§ **Given exercise**
Make an exact copy of all the entries, but do not reproduce the pictures.

==== Working data

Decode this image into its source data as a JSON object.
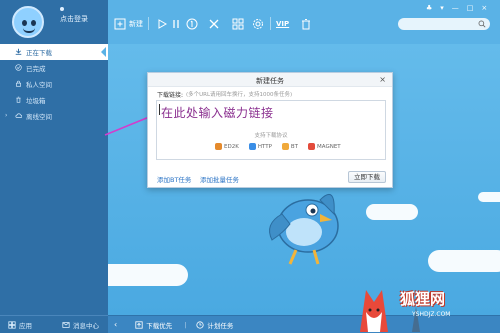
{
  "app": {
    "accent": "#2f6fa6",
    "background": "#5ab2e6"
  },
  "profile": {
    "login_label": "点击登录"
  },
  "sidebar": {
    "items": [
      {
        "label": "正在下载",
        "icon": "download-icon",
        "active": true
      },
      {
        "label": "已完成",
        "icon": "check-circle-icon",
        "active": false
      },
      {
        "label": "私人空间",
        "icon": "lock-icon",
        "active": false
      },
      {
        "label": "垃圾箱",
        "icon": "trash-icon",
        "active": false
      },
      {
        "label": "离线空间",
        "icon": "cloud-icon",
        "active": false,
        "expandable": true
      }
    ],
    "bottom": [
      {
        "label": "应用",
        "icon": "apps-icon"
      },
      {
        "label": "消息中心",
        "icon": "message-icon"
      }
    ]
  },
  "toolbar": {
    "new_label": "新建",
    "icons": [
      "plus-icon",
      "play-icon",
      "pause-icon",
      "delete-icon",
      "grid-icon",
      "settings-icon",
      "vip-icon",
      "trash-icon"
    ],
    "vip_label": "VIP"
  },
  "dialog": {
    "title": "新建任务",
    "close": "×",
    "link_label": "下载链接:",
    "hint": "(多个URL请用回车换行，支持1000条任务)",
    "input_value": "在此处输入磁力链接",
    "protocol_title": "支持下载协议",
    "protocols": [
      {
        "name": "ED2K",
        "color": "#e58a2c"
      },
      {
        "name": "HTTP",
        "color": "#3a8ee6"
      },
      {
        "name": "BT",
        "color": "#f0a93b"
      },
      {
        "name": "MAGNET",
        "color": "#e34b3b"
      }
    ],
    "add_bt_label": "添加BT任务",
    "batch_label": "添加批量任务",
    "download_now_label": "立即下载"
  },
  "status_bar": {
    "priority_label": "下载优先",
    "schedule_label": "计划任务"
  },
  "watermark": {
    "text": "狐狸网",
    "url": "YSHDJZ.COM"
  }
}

========

§ **Exercise result**
Decode this image into its source data as a JSON object.
{
  "app": {
    "accent": "#2f6fa6",
    "background": "#5ab2e6"
  },
  "profile": {
    "login_label": "点击登录"
  },
  "sidebar": {
    "items": [
      {
        "label": "正在下载",
        "icon": "download-icon",
        "active": true
      },
      {
        "label": "已完成",
        "icon": "check-circle-icon",
        "active": false
      },
      {
        "label": "私人空间",
        "icon": "lock-icon",
        "active": false
      },
      {
        "label": "垃圾箱",
        "icon": "trash-icon",
        "active": false
      },
      {
        "label": "离线空间",
        "icon": "cloud-icon",
        "active": false,
        "expandable": true
      }
    ],
    "bottom": [
      {
        "label": "应用",
        "icon": "apps-icon"
      },
      {
        "label": "消息中心",
        "icon": "message-icon"
      }
    ]
  },
  "toolbar": {
    "new_label": "新建",
    "icons": [
      "plus-icon",
      "play-icon",
      "pause-icon",
      "delete-icon",
      "grid-icon",
      "settings-icon",
      "vip-icon",
      "trash-icon"
    ],
    "vip_label": "VIP"
  },
  "dialog": {
    "title": "新建任务",
    "close": "×",
    "link_label": "下载链接:",
    "hint": "(多个URL请用回车换行，支持1000条任务)",
    "input_value": "在此处输入磁力链接",
    "protocol_title": "支持下载协议",
    "protocols": [
      {
        "name": "ED2K",
        "color": "#e58a2c"
      },
      {
        "name": "HTTP",
        "color": "#3a8ee6"
      },
      {
        "name": "BT",
        "color": "#f0a93b"
      },
      {
        "name": "MAGNET",
        "color": "#e34b3b"
      }
    ],
    "add_bt_label": "添加BT任务",
    "batch_label": "添加批量任务",
    "download_now_label": "立即下载"
  },
  "status_bar": {
    "priority_label": "下载优先",
    "schedule_label": "计划任务"
  },
  "watermark": {
    "text": "狐狸网",
    "url": "YSHDJZ.COM"
  }
}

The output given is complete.